* [REQUIREMENTS]
Only the pictures are left out: repeat the rest of the entries exactly.

* [TASK INPUT]
>>>
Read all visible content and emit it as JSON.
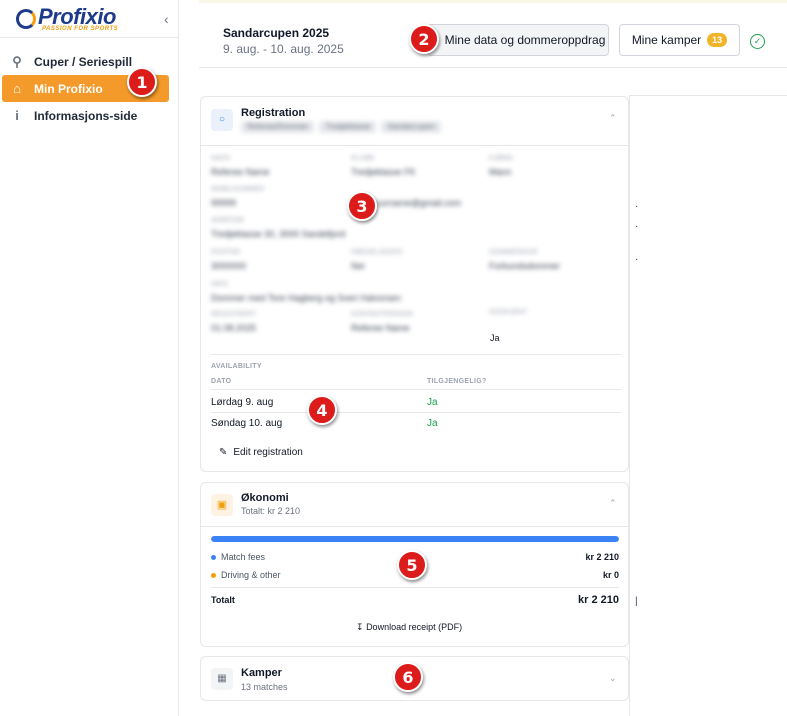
{
  "brand": {
    "name": "Profixio",
    "tagline": "PASSION FOR SPORTS"
  },
  "sidebar": {
    "items": [
      {
        "label": "Cuper / Seriespill",
        "icon": "search-icon",
        "active": false
      },
      {
        "label": "Min Profixio",
        "icon": "home-icon",
        "active": true
      },
      {
        "label": "Informasjons-side",
        "icon": "info-icon",
        "active": false
      }
    ]
  },
  "header": {
    "event_title": "Sandarcupen 2025",
    "event_dates": "9. aug. - 10. aug. 2025",
    "btn_data": "Mine data og dommeroppdrag",
    "btn_kamper": "Mine kamper",
    "kamper_count": "13"
  },
  "registration": {
    "title": "Registration",
    "pills": [
      "Referee/Dommer",
      "Tredjeklasse",
      "Sandarcupen"
    ],
    "fields": [
      {
        "label": "Navn",
        "value": "Referee Name"
      },
      {
        "label": "Klubb",
        "value": "Tredjeklasse FK"
      },
      {
        "label": "Kjønn",
        "value": "Mann"
      },
      {
        "label": "Mobilnummer",
        "value": "99999"
      },
      {
        "label": "E-post",
        "value": "name.surname@gmail.com"
      },
      {
        "label": "Adresse",
        "value": "Tredjeklasse 30, 3000 Sandefjord"
      },
      {
        "label": "Postnr",
        "value": "3000000"
      },
      {
        "label": "Fødselsdato",
        "value": "Nei"
      },
      {
        "label": "Dommernivå",
        "value": "Forbundsdommer"
      },
      {
        "label": "Info",
        "value": "Dommer med Tore Hagberg og Sveri Halvorsen"
      },
      {
        "label": "Registrert",
        "value": "01.08.2025"
      },
      {
        "label": "Kontaktperson",
        "value": "Referee Name"
      },
      {
        "label": "Godkjent",
        "value": ""
      }
    ],
    "visible_value": "Ja",
    "availability_title": "AVAILABILITY",
    "col_date": "DATO",
    "col_avail": "TILGJENGELIG?",
    "days": [
      {
        "date": "Lørdag 9. aug",
        "available": "Ja"
      },
      {
        "date": "Søndag 10. aug",
        "available": "Ja"
      }
    ],
    "edit_label": "Edit registration"
  },
  "okonomi": {
    "title": "Økonomi",
    "subtitle": "Totalt: kr 2 210",
    "progress_fraction": 1.0,
    "rows": [
      {
        "label": "Match fees",
        "amount": "kr 2 210",
        "color": "#3b82f6"
      },
      {
        "label": "Driving & other",
        "amount": "kr 0",
        "color": "#f59e0b"
      }
    ],
    "total_label": "Totalt",
    "total_amount": "kr 2 210",
    "download_label": "Download receipt (PDF)"
  },
  "kamper": {
    "title": "Kamper",
    "subtitle": "13 matches"
  },
  "steps": [
    "1",
    "2",
    "3",
    "4",
    "5",
    "6"
  ],
  "colors": {
    "accent": "#f39a2a",
    "brand": "#1e3a8a",
    "step": "#dc1b1b",
    "ok": "#16a34a"
  }
}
<<<
* [RESPONSE]
Read all visible content and emit it as JSON.
{
  "brand": {
    "name": "Profixio",
    "tagline": "PASSION FOR SPORTS"
  },
  "sidebar": {
    "items": [
      {
        "label": "Cuper / Seriespill",
        "icon": "search-icon",
        "active": false
      },
      {
        "label": "Min Profixio",
        "icon": "home-icon",
        "active": true
      },
      {
        "label": "Informasjons-side",
        "icon": "info-icon",
        "active": false
      }
    ]
  },
  "header": {
    "event_title": "Sandarcupen 2025",
    "event_dates": "9. aug. - 10. aug. 2025",
    "btn_data": "Mine data og dommeroppdrag",
    "btn_kamper": "Mine kamper",
    "kamper_count": "13"
  },
  "registration": {
    "title": "Registration",
    "pills": [
      "Referee/Dommer",
      "Tredjeklasse",
      "Sandarcupen"
    ],
    "fields": [
      {
        "label": "Navn",
        "value": "Referee Name"
      },
      {
        "label": "Klubb",
        "value": "Tredjeklasse FK"
      },
      {
        "label": "Kjønn",
        "value": "Mann"
      },
      {
        "label": "Mobilnummer",
        "value": "99999"
      },
      {
        "label": "E-post",
        "value": "name.surname@gmail.com"
      },
      {
        "label": "Adresse",
        "value": "Tredjeklasse 30, 3000 Sandefjord"
      },
      {
        "label": "Postnr",
        "value": "3000000"
      },
      {
        "label": "Fødselsdato",
        "value": "Nei"
      },
      {
        "label": "Dommernivå",
        "value": "Forbundsdommer"
      },
      {
        "label": "Info",
        "value": "Dommer med Tore Hagberg og Sveri Halvorsen"
      },
      {
        "label": "Registrert",
        "value": "01.08.2025"
      },
      {
        "label": "Kontaktperson",
        "value": "Referee Name"
      },
      {
        "label": "Godkjent",
        "value": ""
      }
    ],
    "visible_value": "Ja",
    "availability_title": "AVAILABILITY",
    "col_date": "DATO",
    "col_avail": "TILGJENGELIG?",
    "days": [
      {
        "date": "Lørdag 9. aug",
        "available": "Ja"
      },
      {
        "date": "Søndag 10. aug",
        "available": "Ja"
      }
    ],
    "edit_label": "Edit registration"
  },
  "okonomi": {
    "title": "Økonomi",
    "subtitle": "Totalt: kr 2 210",
    "progress_fraction": 1.0,
    "rows": [
      {
        "label": "Match fees",
        "amount": "kr 2 210",
        "color": "#3b82f6"
      },
      {
        "label": "Driving & other",
        "amount": "kr 0",
        "color": "#f59e0b"
      }
    ],
    "total_label": "Totalt",
    "total_amount": "kr 2 210",
    "download_label": "Download receipt (PDF)"
  },
  "kamper": {
    "title": "Kamper",
    "subtitle": "13 matches"
  },
  "steps": [
    "1",
    "2",
    "3",
    "4",
    "5",
    "6"
  ],
  "colors": {
    "accent": "#f39a2a",
    "brand": "#1e3a8a",
    "step": "#dc1b1b",
    "ok": "#16a34a"
  }
}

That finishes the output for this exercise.